**Given task:** Gather the lines below that include the string "taste", copying each in full.

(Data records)
○ ○ ○ ○ ○ ○ ○

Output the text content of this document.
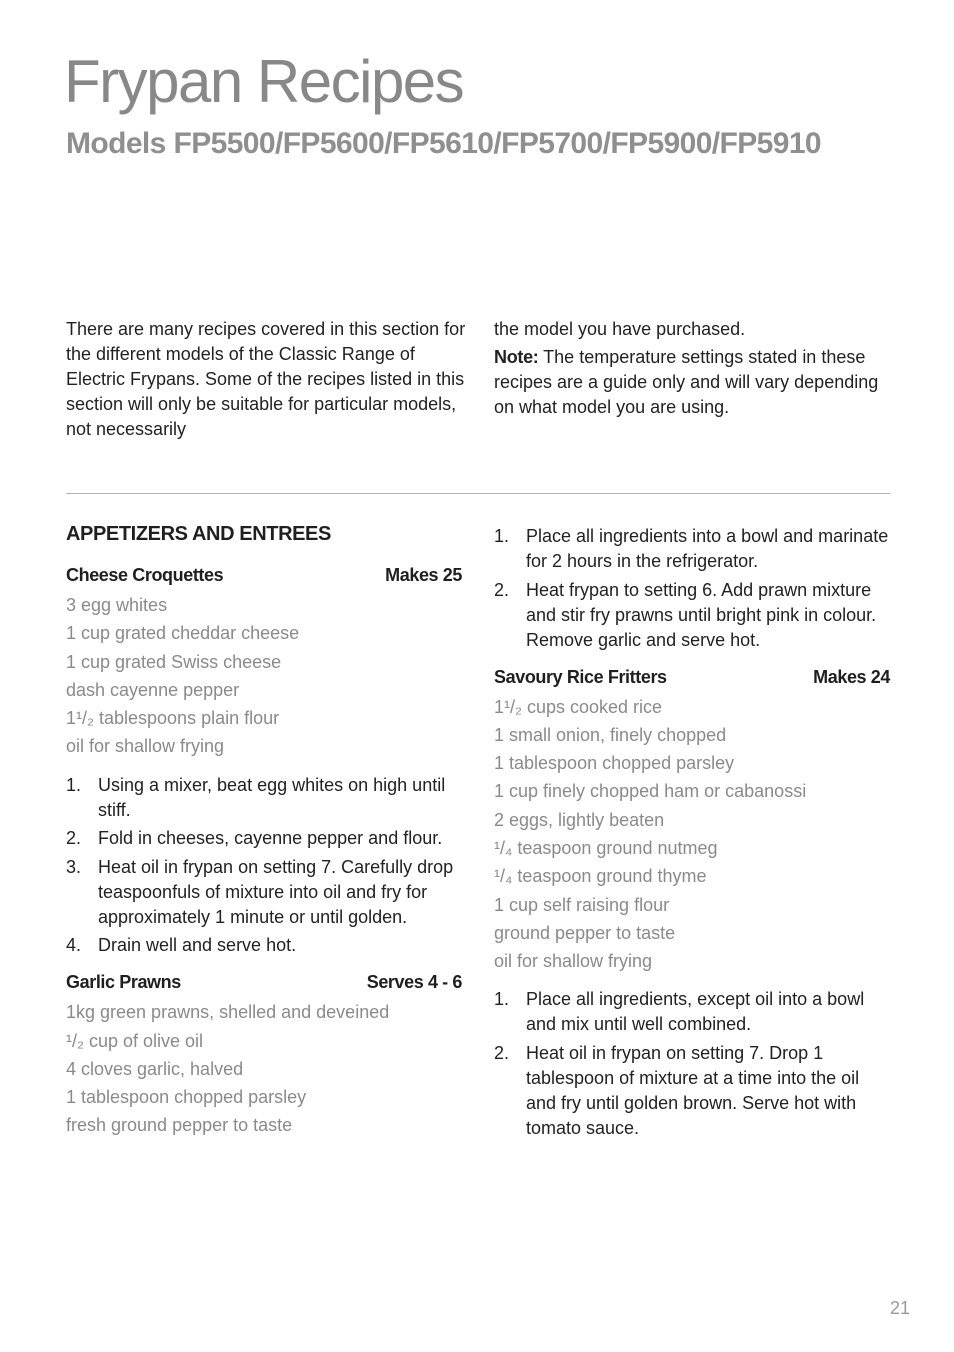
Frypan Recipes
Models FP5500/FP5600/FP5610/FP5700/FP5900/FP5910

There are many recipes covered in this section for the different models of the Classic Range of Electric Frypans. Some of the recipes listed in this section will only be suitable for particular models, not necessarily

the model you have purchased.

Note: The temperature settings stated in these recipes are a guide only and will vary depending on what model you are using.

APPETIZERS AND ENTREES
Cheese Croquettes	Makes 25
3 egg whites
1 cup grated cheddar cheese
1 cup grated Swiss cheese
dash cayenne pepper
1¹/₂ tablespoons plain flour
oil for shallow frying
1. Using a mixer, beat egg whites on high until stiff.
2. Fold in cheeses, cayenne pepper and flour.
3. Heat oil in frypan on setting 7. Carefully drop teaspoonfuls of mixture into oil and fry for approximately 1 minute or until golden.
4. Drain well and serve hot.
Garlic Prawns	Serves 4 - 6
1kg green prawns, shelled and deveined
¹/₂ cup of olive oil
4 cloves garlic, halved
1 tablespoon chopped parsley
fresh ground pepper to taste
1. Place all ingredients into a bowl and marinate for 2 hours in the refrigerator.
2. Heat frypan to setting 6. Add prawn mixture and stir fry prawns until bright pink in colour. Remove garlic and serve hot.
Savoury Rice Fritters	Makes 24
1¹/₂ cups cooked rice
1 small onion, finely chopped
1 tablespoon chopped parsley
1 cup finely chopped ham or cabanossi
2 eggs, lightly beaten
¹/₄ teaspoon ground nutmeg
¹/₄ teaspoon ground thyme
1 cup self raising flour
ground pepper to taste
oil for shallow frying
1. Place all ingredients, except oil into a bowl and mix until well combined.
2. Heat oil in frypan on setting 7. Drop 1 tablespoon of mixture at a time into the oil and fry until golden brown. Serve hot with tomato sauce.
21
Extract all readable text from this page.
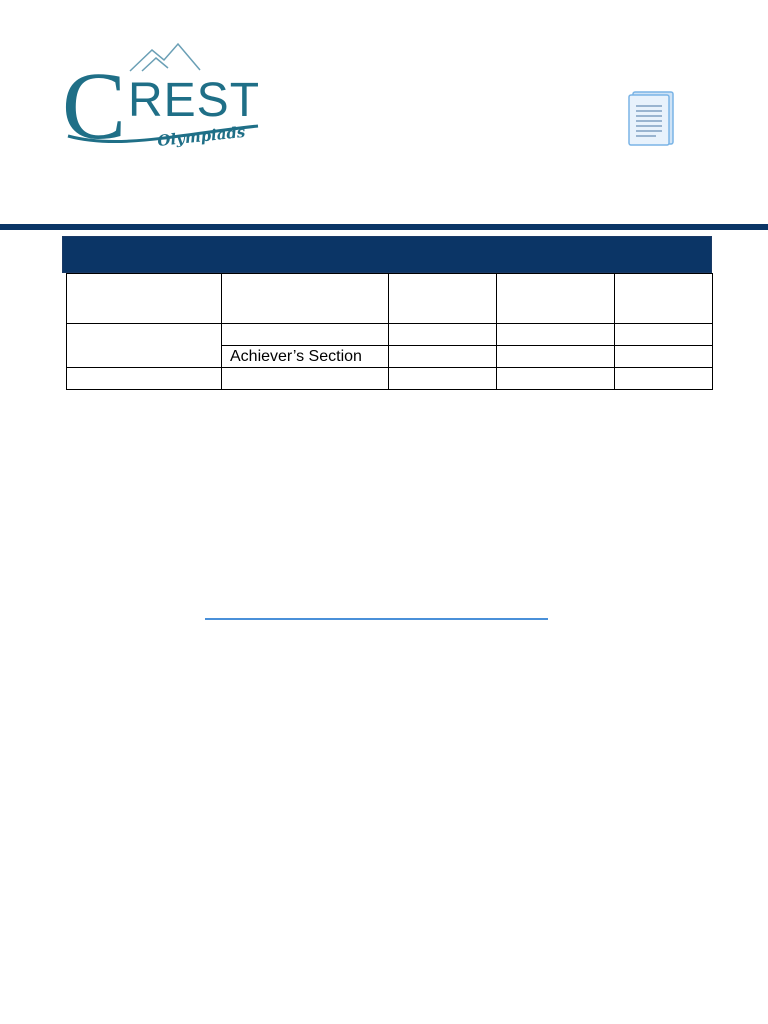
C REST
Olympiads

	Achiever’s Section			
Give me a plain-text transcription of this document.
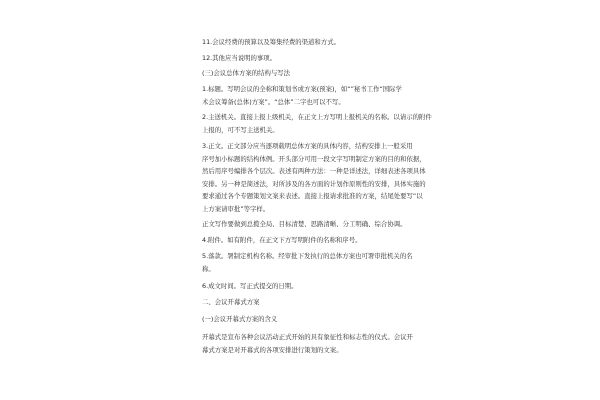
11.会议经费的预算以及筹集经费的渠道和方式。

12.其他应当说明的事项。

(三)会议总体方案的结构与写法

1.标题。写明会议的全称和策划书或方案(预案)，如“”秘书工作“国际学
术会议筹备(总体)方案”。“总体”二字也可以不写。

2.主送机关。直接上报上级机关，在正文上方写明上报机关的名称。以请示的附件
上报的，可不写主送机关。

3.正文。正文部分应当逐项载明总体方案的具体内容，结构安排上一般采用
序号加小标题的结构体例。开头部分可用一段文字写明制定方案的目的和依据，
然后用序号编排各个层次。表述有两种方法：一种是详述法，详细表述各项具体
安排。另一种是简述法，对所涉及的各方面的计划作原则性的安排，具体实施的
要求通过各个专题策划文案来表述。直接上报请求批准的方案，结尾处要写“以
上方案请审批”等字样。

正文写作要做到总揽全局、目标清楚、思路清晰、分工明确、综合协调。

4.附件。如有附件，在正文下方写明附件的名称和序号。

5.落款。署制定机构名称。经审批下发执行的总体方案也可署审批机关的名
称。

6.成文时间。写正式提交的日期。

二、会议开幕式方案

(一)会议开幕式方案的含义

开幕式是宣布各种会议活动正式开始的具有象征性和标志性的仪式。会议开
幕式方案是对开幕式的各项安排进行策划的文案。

○ ○ ○ ○ ○ ○ ○

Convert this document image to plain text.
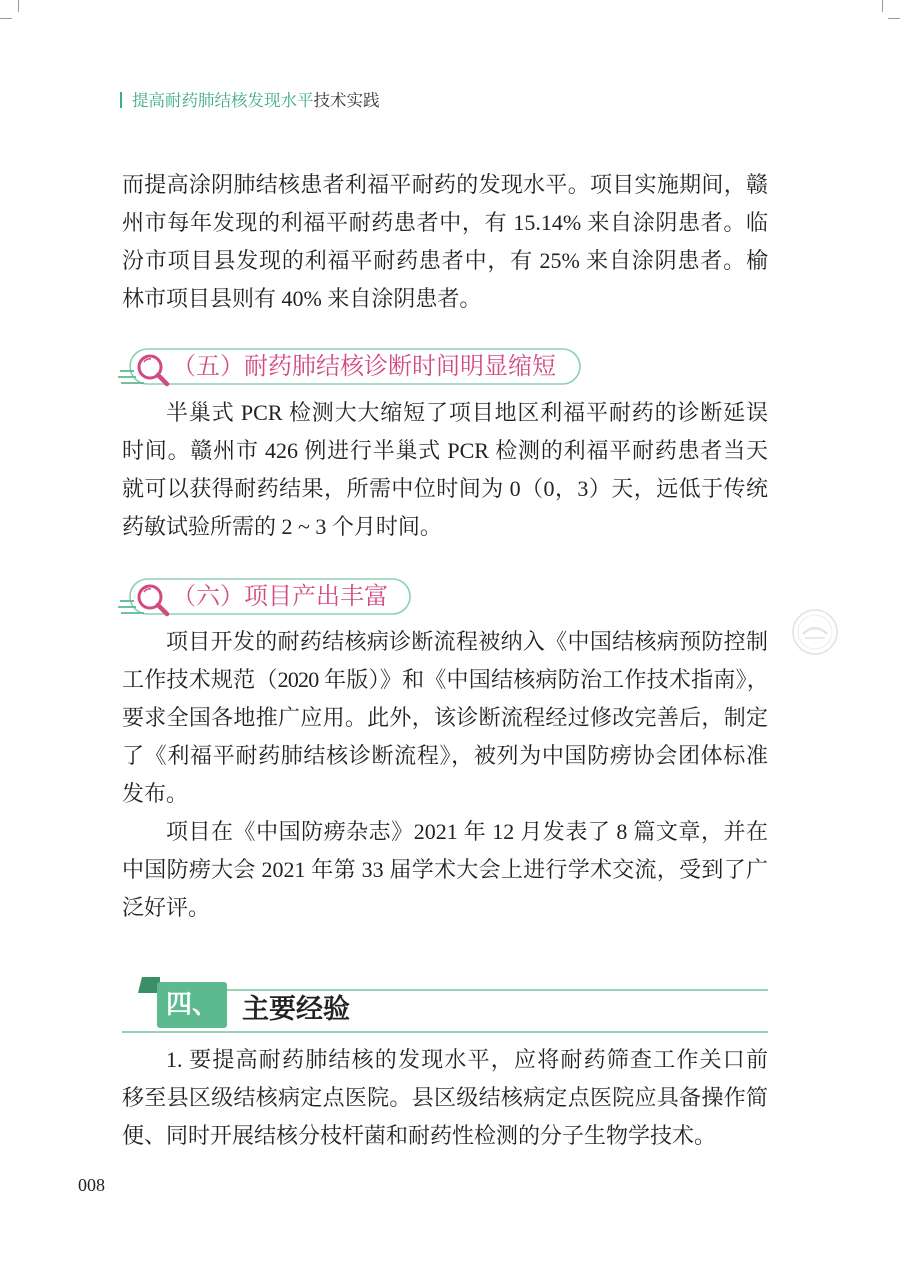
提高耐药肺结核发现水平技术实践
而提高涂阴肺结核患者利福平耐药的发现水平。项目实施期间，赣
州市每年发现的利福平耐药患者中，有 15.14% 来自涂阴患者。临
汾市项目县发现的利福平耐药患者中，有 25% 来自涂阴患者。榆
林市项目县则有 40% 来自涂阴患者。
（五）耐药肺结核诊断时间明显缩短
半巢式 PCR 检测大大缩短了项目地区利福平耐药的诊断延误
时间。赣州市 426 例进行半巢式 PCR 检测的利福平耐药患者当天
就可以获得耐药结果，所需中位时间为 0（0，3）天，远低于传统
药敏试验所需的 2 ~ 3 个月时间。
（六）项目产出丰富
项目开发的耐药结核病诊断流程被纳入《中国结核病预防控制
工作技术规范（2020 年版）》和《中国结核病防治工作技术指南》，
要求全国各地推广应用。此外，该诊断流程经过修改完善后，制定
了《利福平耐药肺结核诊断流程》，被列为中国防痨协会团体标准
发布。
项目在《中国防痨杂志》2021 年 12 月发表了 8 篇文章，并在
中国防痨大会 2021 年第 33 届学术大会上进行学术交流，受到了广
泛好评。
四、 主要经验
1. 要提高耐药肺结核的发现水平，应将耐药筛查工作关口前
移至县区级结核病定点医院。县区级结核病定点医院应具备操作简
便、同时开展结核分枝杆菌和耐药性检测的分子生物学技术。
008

○ ○ ○ ○ ○ ○ ○

**Worked answer:**
fresh ground pepper to taste
ground pepper to taste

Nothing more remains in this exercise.